Solution
Canary: send a small % of traffic to the new model, watch metrics, ramp up if healthy. Blue-green: run old (blue) and new (green) in parallel, switch all traffic at once (instant cutover, easy rollback). Shadow: send a copy of real traffic to the new model WITHOUT serving its responses, to compare safely. You must always be able to roll back because a new model can regress in subtle ways (quality, latency, cost, safety) only visible under real traffic — instant rollback limits the blast radius of a bad deploy.
Solution
A/B testing splits live users between model A and B and measures real outcome metrics (engagement, task success, satisfaction). It is the gold standard because it measures actual user impact under real conditions, which offline benchmarks (static, possibly contaminated, narrow) cannot fully capture. They complement: offline benchmarks cheaply screen candidates before deployment (catch regressions early), and A/B tests provide the ground-truth verdict on the survivors. Benchmarks filter; A/B decides.
Solution
When a service is overloaded, naive immediate retries pile MORE requests onto the struggling service, worsening the overload — a self-amplifying retry storm that can collapse the system. Exponential backoff waits progressively longer between retries (1s, 2s, 4s...), reducing the retry rate so the service can recover; jitter (randomizing the wait) prevents all clients from retrying in synchronized waves. Together they spread retries out in time, breaking the storm.
Solution
Sending tokens as SSE as they're generated lets the client display output starting at TTFT rather than after full generation — measuring the time-to-first-visible-token shows a large perceived-latency improvement over returning the complete response (Exercise 2).
Solution
Routing to the replica with the lowest active load (queue depth / active tokens) versus round-robin, under variable request sizes, shows the LLM-aware balancer achieving much better p95/p99 tail latency (Exercise 4) by avoiding piling long requests on one replica.
Solution
Modeling a fluctuating request stream and a scale-up cold-start lag shows reactive scaling dropping requests / violating latency during spikes (capacity arrives too late), while predictive scaling pre-warms replicas and rides out the spike — demonstrating why cold starts force prediction (Exercise 5), at some cost of running spare capacity.
Solution
Computing the percentiles from a timing stream and plotting them alongside the mean shows a low average masking a high p99 (Exercise 6) — making concrete why SLAs are written in percentiles, not averages.

## What is expected
Carry on the model-serving exercise solutions from the point where they stop.

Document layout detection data

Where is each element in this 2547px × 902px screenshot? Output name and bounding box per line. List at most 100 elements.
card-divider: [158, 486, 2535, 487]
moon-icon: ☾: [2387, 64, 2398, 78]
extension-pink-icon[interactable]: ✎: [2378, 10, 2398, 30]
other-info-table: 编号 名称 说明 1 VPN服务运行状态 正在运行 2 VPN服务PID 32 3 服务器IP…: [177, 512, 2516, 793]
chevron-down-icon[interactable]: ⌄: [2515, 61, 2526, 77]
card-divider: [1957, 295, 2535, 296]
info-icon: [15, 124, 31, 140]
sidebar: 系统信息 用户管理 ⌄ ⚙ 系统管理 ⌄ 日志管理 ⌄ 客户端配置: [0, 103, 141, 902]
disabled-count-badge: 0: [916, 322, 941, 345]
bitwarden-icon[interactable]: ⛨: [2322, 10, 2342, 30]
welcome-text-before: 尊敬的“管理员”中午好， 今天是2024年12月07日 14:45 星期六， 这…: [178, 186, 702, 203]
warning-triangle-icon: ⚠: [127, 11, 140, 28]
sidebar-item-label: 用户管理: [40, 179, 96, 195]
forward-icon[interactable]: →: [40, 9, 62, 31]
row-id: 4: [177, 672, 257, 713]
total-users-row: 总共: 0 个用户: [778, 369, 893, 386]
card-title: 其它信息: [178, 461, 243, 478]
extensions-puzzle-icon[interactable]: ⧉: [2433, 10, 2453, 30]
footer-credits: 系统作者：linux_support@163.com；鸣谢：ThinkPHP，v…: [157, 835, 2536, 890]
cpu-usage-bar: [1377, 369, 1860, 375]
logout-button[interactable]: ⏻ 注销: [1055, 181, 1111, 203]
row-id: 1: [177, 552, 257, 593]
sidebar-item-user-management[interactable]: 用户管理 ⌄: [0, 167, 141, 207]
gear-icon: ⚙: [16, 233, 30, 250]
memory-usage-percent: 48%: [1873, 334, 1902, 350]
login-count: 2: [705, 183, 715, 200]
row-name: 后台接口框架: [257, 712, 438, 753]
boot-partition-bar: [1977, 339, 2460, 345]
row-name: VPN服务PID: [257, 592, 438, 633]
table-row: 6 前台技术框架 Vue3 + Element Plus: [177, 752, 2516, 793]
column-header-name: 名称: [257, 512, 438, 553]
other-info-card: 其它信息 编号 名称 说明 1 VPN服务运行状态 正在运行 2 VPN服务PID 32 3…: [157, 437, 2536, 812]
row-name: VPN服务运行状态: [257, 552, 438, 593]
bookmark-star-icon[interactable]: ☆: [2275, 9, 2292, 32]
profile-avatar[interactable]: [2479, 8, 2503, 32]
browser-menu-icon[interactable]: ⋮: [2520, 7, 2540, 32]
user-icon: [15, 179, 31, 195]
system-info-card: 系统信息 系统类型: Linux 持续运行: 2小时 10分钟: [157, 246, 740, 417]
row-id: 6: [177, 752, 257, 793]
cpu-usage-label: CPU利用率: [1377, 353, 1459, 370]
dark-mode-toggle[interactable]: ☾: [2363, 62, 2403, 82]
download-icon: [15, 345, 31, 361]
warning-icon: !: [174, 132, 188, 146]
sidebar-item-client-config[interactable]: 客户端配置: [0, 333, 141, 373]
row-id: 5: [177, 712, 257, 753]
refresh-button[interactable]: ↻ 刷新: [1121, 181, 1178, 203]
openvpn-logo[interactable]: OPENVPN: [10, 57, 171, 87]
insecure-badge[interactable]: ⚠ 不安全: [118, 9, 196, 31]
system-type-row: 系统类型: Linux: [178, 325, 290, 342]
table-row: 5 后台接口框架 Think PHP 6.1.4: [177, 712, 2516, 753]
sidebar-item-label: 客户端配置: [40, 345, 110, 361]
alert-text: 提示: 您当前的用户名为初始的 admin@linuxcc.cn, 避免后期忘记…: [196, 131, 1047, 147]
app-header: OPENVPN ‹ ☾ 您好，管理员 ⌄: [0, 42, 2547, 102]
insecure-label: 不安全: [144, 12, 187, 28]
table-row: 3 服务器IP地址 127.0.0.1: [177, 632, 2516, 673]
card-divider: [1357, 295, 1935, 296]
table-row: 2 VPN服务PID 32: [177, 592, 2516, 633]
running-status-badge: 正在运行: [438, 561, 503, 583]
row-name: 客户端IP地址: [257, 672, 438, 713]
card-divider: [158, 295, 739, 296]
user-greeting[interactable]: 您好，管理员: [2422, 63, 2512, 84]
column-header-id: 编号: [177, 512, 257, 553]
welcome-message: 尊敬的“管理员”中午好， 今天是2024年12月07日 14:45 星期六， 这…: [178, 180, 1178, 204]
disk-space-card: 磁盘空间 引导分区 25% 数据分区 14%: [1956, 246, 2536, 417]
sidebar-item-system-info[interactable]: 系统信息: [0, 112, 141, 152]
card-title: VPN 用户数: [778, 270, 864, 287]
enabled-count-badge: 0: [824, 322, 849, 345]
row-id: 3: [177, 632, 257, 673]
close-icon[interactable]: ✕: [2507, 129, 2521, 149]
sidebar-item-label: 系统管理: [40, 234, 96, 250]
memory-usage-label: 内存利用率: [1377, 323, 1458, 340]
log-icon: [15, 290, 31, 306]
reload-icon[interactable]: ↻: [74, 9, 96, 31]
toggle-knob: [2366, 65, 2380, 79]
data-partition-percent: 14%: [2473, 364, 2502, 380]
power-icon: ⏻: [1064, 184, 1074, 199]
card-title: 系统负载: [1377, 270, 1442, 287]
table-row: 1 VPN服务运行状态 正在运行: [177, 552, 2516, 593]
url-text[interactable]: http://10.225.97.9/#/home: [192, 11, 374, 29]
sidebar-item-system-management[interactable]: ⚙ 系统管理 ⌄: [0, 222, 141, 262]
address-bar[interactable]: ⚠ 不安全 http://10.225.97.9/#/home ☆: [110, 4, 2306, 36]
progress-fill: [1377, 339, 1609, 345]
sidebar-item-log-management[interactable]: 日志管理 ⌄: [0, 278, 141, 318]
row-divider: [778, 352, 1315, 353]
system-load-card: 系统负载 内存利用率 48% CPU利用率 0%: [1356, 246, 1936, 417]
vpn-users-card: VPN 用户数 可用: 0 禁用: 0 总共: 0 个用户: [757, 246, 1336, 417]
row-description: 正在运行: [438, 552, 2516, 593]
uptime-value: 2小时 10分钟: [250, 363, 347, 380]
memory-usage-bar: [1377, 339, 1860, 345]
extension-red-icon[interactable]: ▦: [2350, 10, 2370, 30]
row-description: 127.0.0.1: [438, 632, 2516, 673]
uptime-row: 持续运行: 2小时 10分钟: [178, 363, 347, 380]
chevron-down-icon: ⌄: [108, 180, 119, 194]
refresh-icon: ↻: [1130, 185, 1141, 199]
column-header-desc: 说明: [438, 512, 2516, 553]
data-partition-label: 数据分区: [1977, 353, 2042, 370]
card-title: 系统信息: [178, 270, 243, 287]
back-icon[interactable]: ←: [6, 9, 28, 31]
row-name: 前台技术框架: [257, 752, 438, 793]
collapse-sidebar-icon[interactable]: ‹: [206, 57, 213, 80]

## Result of this task
Solution
Routing follow-up turns to the replica that already cached the conversation's prefix avoids re-prefilling the history, measurably reducing TTFT versus routing blindly (Exercise 7) — the latency benefit of cache-aware routing.
Solution
A classifier/heuristic directing easy queries to a small model and hard ones to a large model serves most traffic cheaply, cutting average cost substantially with little overall quality loss (Exercise 7) — demonstrating the cost lever of routing by difficulty.
Solution
Splitting simulated users, generating metrics with a planted difference, and running a significance test (e.g. t-test) shows whether B's improvement is statistically real or noise — the methodology of Exercise 9 for deciding deployments on evidence, not vibes.
Solution
Simulating a struggling service, naive immediate retries amplify the overload (the storm of Exercise 10) while exponential backoff with jitter throttles and de-synchronizes retries, letting the service recover — a direct demonstration of the resilience pattern.
Solution
Aggregating token counts and cost by request type and replica surfaces the biggest cost driver (often long-output or large-model requests) — the visibility needed to target optimizations (e.g. model routing) where they save the most, the FinOps side of serving.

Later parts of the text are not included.